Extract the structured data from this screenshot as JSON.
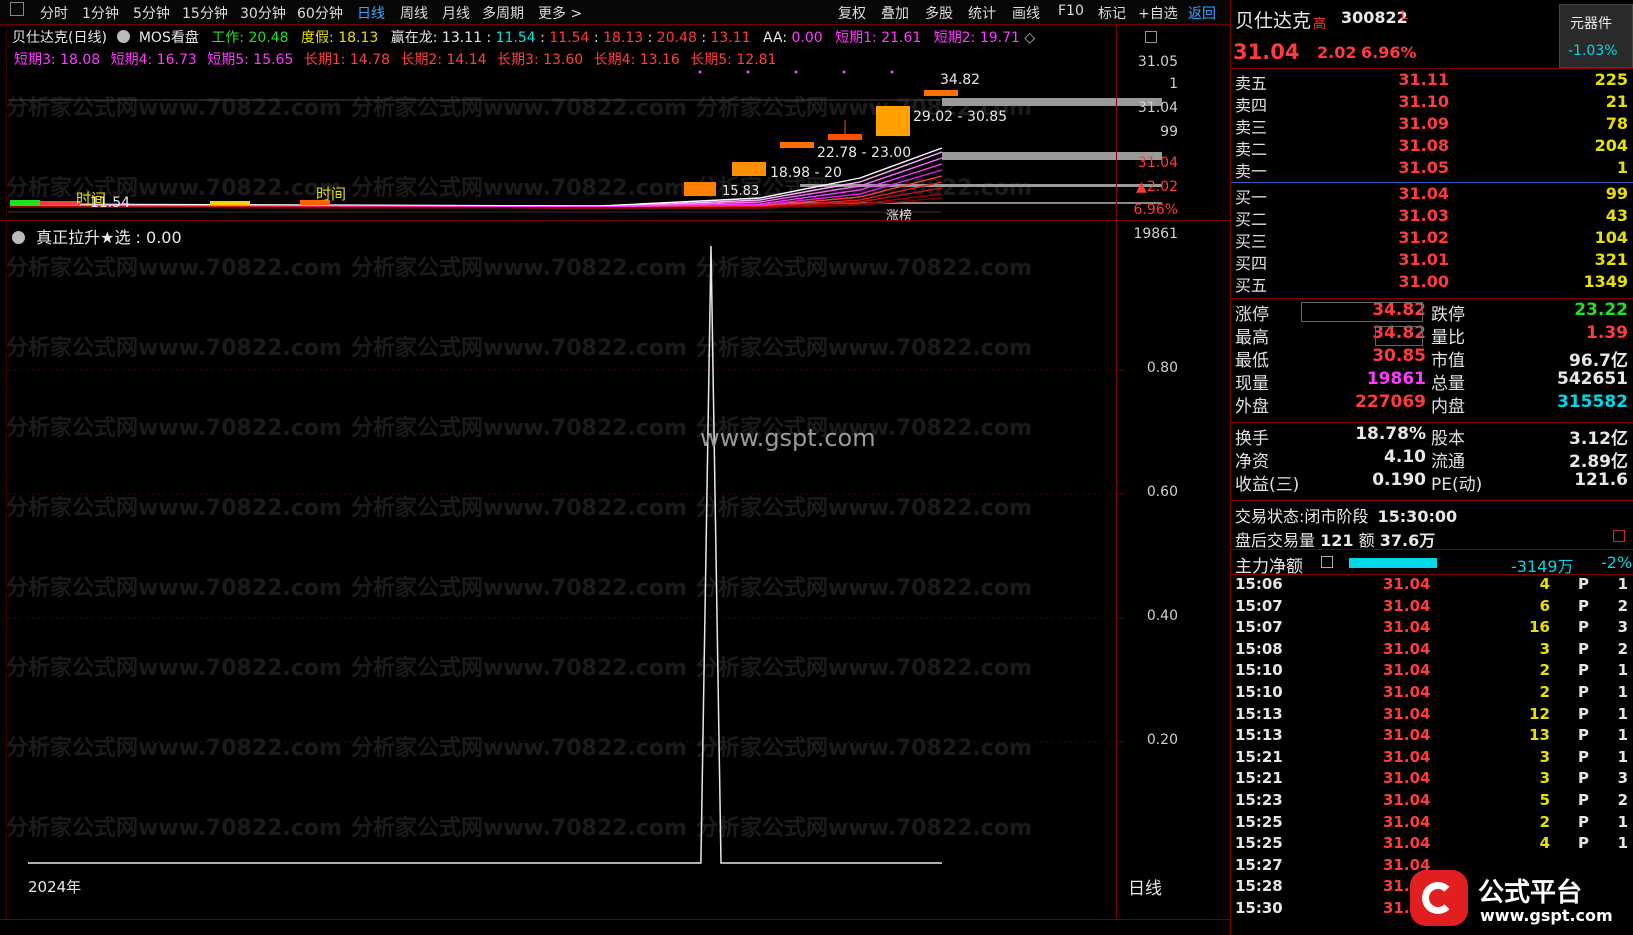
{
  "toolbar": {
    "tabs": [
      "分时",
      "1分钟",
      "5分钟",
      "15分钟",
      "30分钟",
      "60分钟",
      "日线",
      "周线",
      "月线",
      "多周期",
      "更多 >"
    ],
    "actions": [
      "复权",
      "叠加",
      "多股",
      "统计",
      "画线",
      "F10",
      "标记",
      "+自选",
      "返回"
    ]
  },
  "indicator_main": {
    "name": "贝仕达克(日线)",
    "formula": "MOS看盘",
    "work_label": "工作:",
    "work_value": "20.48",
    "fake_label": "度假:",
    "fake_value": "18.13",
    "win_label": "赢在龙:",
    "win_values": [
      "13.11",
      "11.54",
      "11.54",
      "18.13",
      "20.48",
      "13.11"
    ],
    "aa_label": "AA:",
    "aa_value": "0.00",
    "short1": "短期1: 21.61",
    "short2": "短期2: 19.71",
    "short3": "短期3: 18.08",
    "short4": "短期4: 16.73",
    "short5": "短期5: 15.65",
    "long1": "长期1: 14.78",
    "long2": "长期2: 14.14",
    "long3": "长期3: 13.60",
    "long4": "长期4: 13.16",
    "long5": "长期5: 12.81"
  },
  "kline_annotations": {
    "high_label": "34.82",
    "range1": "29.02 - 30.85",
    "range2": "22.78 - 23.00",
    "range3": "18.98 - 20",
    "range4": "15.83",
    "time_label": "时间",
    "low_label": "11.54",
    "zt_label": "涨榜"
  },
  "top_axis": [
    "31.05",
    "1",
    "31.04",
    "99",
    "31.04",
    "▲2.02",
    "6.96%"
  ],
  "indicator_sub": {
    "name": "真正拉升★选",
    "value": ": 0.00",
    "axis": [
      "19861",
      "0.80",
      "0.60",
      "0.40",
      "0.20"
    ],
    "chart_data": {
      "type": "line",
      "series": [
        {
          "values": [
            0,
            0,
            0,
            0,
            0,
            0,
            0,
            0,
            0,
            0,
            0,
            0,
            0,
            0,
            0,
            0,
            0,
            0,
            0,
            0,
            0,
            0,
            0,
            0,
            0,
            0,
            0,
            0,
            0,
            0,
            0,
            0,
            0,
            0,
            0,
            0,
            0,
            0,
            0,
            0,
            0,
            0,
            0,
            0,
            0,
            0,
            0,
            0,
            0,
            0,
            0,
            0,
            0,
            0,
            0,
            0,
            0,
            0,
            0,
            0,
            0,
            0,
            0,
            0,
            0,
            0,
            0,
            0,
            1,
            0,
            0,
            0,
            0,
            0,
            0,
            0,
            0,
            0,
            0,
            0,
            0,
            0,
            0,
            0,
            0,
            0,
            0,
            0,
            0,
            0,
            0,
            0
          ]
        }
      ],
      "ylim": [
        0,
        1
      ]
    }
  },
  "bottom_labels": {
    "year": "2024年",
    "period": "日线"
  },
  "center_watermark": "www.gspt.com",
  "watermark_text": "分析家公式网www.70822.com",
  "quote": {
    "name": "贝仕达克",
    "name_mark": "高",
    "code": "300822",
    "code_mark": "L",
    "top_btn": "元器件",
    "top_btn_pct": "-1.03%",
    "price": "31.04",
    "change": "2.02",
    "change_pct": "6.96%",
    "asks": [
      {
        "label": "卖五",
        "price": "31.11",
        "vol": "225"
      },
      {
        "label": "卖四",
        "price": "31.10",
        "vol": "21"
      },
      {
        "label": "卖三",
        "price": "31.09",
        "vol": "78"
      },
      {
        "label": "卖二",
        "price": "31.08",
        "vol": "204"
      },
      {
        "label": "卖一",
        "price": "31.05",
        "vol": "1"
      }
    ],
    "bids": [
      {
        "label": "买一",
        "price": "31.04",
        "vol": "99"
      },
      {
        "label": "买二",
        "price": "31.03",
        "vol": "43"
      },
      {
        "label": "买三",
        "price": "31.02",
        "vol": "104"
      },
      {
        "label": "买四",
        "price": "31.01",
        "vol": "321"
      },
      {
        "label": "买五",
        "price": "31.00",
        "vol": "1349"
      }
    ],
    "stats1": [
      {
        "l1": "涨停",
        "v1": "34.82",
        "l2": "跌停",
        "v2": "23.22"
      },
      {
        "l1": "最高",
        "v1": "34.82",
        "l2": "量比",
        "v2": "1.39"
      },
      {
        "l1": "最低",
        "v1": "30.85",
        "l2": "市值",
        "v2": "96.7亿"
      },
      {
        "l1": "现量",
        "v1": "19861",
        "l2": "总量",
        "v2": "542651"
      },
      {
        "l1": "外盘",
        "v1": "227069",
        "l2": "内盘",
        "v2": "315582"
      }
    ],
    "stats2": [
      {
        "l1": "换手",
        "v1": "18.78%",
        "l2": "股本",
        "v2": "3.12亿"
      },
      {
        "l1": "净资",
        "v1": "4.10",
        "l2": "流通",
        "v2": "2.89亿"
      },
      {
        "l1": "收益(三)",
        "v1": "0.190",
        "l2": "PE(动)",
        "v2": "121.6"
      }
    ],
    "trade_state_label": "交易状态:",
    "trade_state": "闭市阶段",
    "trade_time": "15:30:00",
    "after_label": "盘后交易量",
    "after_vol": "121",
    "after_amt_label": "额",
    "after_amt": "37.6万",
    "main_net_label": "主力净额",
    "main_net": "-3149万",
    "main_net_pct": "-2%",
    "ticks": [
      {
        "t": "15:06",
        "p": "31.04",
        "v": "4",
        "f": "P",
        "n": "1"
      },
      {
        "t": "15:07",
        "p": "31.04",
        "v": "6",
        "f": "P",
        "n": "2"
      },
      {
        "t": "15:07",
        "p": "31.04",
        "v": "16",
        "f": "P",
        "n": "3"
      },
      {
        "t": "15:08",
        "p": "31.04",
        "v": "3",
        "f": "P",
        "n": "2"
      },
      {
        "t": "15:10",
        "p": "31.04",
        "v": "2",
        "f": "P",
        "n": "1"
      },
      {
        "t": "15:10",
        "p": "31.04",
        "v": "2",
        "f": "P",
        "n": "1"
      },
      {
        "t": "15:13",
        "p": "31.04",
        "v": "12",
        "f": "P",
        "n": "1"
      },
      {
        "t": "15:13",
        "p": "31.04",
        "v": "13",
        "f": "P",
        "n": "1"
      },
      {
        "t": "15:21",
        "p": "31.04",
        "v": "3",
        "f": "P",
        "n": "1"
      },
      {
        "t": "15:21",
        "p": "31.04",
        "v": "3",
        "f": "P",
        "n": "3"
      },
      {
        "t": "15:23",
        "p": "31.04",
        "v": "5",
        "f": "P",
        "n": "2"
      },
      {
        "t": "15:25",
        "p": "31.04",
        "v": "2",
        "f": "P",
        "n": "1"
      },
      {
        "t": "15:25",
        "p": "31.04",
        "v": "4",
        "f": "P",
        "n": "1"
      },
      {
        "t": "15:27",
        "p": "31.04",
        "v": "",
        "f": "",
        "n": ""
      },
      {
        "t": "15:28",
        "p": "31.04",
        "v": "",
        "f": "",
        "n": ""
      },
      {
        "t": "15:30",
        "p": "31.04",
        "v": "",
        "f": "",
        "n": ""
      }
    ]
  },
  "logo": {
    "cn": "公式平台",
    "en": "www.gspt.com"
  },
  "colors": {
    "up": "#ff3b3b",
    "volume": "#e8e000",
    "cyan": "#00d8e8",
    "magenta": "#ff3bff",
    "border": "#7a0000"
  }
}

● ● ● ● ● ● ●

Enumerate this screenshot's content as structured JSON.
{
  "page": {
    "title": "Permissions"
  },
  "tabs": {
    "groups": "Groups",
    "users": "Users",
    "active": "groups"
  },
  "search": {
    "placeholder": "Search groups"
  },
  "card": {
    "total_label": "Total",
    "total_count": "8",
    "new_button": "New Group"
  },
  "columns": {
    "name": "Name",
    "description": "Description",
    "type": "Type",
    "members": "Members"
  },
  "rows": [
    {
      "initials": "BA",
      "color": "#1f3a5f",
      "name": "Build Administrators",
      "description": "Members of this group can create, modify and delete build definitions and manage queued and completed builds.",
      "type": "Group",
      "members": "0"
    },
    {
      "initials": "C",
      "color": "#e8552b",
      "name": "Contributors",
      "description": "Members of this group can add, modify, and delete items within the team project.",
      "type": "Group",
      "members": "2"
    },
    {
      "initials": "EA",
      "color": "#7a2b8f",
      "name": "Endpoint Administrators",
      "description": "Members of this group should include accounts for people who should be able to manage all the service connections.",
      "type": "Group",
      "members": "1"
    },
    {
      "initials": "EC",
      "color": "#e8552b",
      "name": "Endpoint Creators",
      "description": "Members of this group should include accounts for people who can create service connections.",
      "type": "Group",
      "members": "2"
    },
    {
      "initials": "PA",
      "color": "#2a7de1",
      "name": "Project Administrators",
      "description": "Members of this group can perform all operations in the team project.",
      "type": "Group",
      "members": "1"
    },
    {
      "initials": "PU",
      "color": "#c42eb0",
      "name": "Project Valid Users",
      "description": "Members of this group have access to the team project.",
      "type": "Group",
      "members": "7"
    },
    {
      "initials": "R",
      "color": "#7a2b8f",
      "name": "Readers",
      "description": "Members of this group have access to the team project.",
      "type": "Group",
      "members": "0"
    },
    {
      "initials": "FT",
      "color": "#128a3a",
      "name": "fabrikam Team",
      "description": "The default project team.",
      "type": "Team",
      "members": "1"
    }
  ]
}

● ● ● ● ● ● ●

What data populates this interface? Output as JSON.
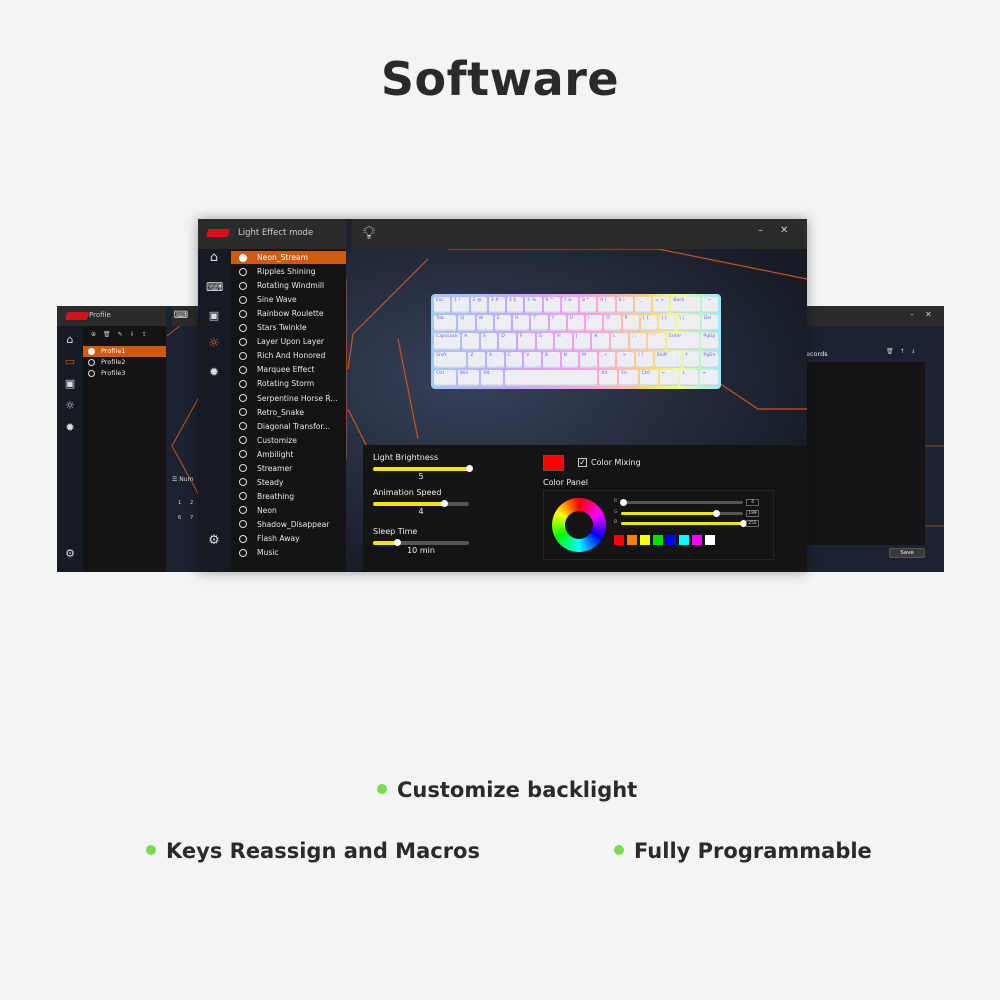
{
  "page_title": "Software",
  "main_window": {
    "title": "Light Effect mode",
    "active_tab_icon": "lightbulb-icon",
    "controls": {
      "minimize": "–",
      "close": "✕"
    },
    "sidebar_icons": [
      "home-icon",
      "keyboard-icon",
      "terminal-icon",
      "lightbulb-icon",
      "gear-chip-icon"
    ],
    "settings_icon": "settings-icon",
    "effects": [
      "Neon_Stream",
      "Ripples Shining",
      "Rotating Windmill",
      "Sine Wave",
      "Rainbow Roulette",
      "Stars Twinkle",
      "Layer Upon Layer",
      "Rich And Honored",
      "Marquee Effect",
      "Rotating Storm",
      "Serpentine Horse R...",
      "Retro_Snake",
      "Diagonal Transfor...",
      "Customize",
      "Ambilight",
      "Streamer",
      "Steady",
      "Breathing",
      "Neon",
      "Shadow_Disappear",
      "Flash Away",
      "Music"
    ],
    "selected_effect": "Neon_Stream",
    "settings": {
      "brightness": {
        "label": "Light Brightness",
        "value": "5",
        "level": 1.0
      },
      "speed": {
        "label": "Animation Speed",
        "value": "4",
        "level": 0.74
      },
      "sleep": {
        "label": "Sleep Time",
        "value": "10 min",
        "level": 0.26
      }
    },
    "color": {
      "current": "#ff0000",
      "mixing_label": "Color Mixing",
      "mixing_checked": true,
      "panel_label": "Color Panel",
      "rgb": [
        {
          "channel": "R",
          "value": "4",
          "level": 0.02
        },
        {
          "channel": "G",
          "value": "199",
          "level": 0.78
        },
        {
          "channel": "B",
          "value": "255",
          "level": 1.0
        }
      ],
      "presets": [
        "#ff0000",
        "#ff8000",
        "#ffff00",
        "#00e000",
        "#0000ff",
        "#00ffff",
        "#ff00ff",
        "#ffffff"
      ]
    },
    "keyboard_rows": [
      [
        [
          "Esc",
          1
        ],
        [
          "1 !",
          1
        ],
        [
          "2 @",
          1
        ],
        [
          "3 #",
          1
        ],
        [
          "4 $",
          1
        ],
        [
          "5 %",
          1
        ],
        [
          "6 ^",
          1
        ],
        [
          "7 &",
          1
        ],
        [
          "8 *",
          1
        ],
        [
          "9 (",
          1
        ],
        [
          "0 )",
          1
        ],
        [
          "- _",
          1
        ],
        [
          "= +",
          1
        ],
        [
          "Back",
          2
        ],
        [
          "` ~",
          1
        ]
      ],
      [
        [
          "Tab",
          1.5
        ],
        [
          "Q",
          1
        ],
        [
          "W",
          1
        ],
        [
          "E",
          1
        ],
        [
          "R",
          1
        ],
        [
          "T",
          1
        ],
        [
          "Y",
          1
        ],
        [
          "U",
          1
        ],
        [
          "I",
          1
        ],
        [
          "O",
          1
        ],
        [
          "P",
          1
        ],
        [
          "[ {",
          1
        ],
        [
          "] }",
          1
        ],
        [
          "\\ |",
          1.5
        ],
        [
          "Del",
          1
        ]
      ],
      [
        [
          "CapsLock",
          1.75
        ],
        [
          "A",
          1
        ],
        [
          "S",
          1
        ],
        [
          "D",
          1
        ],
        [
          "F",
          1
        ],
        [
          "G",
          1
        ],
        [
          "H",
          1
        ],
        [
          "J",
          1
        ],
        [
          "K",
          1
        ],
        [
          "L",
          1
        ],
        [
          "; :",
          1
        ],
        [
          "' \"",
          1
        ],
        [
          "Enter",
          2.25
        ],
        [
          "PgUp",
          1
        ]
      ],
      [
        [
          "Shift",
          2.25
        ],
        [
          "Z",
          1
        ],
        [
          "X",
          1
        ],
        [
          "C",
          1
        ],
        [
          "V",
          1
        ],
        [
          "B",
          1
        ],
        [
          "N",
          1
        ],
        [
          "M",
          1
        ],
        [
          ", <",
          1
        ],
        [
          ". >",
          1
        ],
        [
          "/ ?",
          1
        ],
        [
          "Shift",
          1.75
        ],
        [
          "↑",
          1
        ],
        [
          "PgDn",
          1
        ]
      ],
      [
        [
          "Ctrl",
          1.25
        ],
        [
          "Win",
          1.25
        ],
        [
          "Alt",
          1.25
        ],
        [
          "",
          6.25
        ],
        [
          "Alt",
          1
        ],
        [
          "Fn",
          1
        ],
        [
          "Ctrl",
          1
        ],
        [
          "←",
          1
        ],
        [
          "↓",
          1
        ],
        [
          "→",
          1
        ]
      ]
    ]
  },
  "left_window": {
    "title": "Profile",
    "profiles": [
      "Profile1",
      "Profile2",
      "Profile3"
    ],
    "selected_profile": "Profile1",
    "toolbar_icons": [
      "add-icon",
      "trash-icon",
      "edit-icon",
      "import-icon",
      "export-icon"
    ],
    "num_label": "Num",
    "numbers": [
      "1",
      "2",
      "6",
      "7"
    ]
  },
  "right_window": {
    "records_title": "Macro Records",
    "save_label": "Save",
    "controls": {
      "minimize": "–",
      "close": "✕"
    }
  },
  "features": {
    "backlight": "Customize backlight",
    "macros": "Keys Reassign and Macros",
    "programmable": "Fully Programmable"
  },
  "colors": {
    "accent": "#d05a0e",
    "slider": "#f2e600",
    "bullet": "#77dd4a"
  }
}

● ● ● ● ● ● ●

:: Required work ::
Copy each line from the records above that includes the string "should".

:: Solution ::
      "description": "Members of this group should include accounts for people who should be able to manage all the service connections.",
      "description": "Members of this group should include accounts for people who can create service connections.",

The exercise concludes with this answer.